EX-3.4 2 d232774dex34.htm RESTATED ARTICLES OF INCORPORATION OF CMP Restated Articles of Incorporation of CMP

Exhibit 3.4

RESTATED

ARTICLES OF INCORPORATION

OF

CMP DISPLAY SYSTEMS, INC.

I

The name of this corporation is CMP DISPLAY SYSTEMS, INC.

II

The purpose of this corporation is to engage in any lawful act or activity for which a corporation may be organized under the General Corporation Law of California other than the banking business, the trust company business or the practice of a profession permitted to be incorporated by the California Corporations Code.

III

This Corporation is authorized to issue two classes of shares: Common and Preferred. The number of Common shares which the corporation is authorized to issue is 1,000,000 and the number of Preferred shares which the corporation is authorized to issue is 1,000,000.

IV

The rights, preferences, privileges and restrictions granted to or imposed upon the Preferred shares or the holders thereof are as follows:

4.1 Par Value. The par value of each Preferred share shall be $1.00.

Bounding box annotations
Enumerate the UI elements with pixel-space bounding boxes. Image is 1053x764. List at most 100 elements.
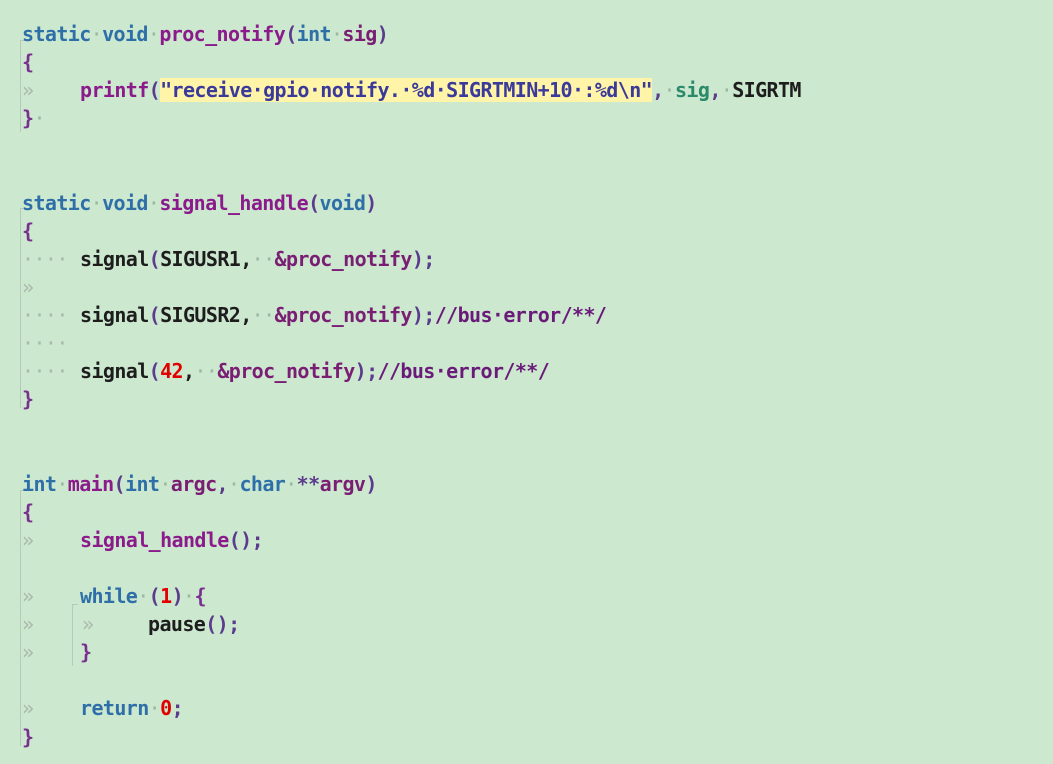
code-text: {	[22, 498, 34, 526]
code-token: argc	[170, 471, 217, 496]
code-text: pause();	[148, 610, 240, 638]
code-text: }	[22, 385, 34, 413]
code-text: }	[22, 723, 34, 751]
code-token: );	[411, 303, 435, 327]
code-token: }	[22, 387, 34, 412]
code-line[interactable]: }	[0, 723, 1053, 751]
whitespace-marker: ····	[22, 303, 68, 327]
code-token: ·	[90, 22, 103, 46]
code-token: ·	[147, 22, 160, 46]
code-line[interactable]: ····	[0, 329, 1053, 357]
code-token: ·	[33, 106, 45, 131]
code-token: );	[354, 359, 378, 384]
code-text: return·0;	[80, 694, 184, 722]
code-token: ();	[228, 527, 264, 552]
code-line[interactable]	[0, 442, 1053, 470]
code-token: printf	[80, 78, 149, 103]
code-line[interactable]: » » pause();	[0, 610, 1053, 638]
whitespace-marker: »	[22, 640, 34, 665]
code-token: 0	[160, 696, 172, 721]
code-token: 1	[160, 584, 172, 608]
code-line[interactable]	[0, 666, 1053, 694]
whitespace-marker: »	[22, 584, 34, 608]
code-token: {	[22, 50, 34, 75]
code-token: int	[125, 471, 160, 496]
code-text: }·	[22, 104, 46, 132]
code-token: ·	[147, 190, 160, 215]
code-token: ,	[183, 359, 195, 384]
code-line[interactable]: » return·0;	[0, 694, 1053, 722]
code-token: signal	[80, 303, 149, 327]
code-line[interactable]: int·main(int·argc,·char·**argv)	[0, 470, 1053, 498]
code-line[interactable]: }·	[0, 104, 1053, 132]
code-token: (	[148, 303, 161, 327]
code-token: (	[308, 190, 320, 215]
code-line[interactable]	[0, 132, 1053, 160]
code-text: signal(SIGUSR2,··&proc_notify);//bus·err…	[80, 301, 607, 329]
code-line[interactable]: » printf("receive·gpio·notify.·%d·SIGRTMI…	[0, 76, 1053, 104]
code-token: "receive·gpio·notify.·%d·SIGRTMIN+10·:%d…	[160, 78, 653, 103]
code-token: ,	[216, 471, 229, 496]
whitespace-marker: »	[22, 696, 34, 721]
code-token: (	[148, 359, 161, 384]
code-token: {	[22, 499, 34, 524]
code-line[interactable]: »}	[0, 638, 1053, 666]
code-line[interactable]	[0, 161, 1053, 189]
code-text: {	[22, 48, 34, 76]
code-line[interactable]	[0, 413, 1053, 441]
code-line[interactable]: static·void·proc_notify(int·sig)	[0, 20, 1053, 48]
code-token: ,	[709, 78, 721, 103]
code-token: }	[22, 724, 34, 749]
whitespace-marker: ····	[22, 246, 68, 271]
whitespace-marker: »	[82, 612, 94, 637]
code-text: signal(42,··&proc_notify);//bus·error/**…	[80, 357, 550, 385]
whitespace-marker: ····	[22, 359, 68, 384]
code-token: char	[239, 471, 286, 496]
code-token: &proc_notify	[274, 303, 413, 327]
code-token: {	[22, 218, 34, 243]
code-token: SIGUSR1,	[160, 246, 252, 271]
code-token: proc_notify	[159, 22, 286, 46]
whitespace-marker: »	[22, 78, 34, 103]
code-token: void	[102, 22, 148, 46]
code-line[interactable]: ···· signal(42,··&proc_notify);//bus·erro…	[0, 357, 1053, 385]
code-token: ··	[194, 359, 218, 384]
code-token: ··	[251, 303, 275, 327]
code-token: int	[296, 22, 332, 46]
code-token: )	[365, 190, 377, 215]
code-token: void	[102, 190, 148, 215]
code-token: (	[148, 584, 161, 608]
code-token: )	[171, 584, 184, 608]
code-text: {	[22, 217, 34, 245]
code-token: );	[411, 246, 435, 271]
code-token: ·	[663, 78, 676, 103]
code-line[interactable]: {	[0, 48, 1053, 76]
code-token: SIGRTM	[732, 78, 801, 103]
code-line[interactable]: » signal_handle();	[0, 526, 1053, 554]
code-line[interactable]: ···· signal(SIGUSR1,··&proc_notify);	[0, 245, 1053, 273]
code-line[interactable]: »	[0, 273, 1053, 301]
code-editor[interactable]: static·void·proc_notify(int·sig){» printf…	[0, 0, 1053, 764]
code-token: ··	[251, 246, 275, 271]
whitespace-marker: »	[22, 612, 34, 637]
code-token: ,	[652, 78, 664, 103]
code-line[interactable]: static·void·signal_handle(void)	[0, 189, 1053, 217]
code-token: static	[22, 190, 91, 215]
code-token: }	[80, 640, 92, 665]
code-text: signal(SIGUSR1,··&proc_notify);	[80, 245, 435, 273]
code-line[interactable]: ···· signal(SIGUSR2,··&proc_notify);//bus…	[0, 301, 1053, 329]
code-token: ·	[90, 190, 103, 215]
code-line[interactable]: }	[0, 385, 1053, 413]
code-line[interactable]: {	[0, 217, 1053, 245]
code-token: ·	[148, 696, 161, 721]
code-token: {	[194, 584, 206, 608]
code-token: &proc_notify	[274, 246, 413, 271]
code-line[interactable]: {	[0, 498, 1053, 526]
code-line[interactable]	[0, 554, 1053, 582]
code-token: ·	[228, 471, 240, 496]
code-token: )	[365, 471, 377, 496]
code-token: static	[22, 22, 91, 46]
code-line[interactable]: » while·(1)·{	[0, 582, 1053, 610]
code-token: sig	[674, 78, 710, 103]
code-token: **	[296, 471, 320, 496]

To be done >>
1. Summarize the articles of incorporation in two sentences.
2. Output the portion of the articles of incorporation from "This Corporation is authorized" to "shall be $1.00.", word for word.
3. According to the articles of incorporation, what is the par value of each Preferred share?

Exercise results >>
1. CMP Display Systems, Inc. may engage in any lawful activity permitted under California's General Corporation Law, except banking, trust company business, or the practice of a profession permitted to be incorporated by the California Corporations Code. It is authorized to issue 1,000,000 Common shares and 1,000,000 Preferred shares, and each Preferred share has a par value of $1.00.

2.
This Corporation is authorized to issue two classes of shares: Common and Preferred. The number of Common shares which the corporation is authorized to issue is 1,000,000 and the number of Preferred shares which the corporation is authorized to issue is 1,000,000.

IV

The rights, preferences, privileges and restrictions granted to or imposed upon the Preferred shares or the holders thereof are as follows:

4.1 Par Value. The par value of each Preferred share shall be $1.00.

3. $1.00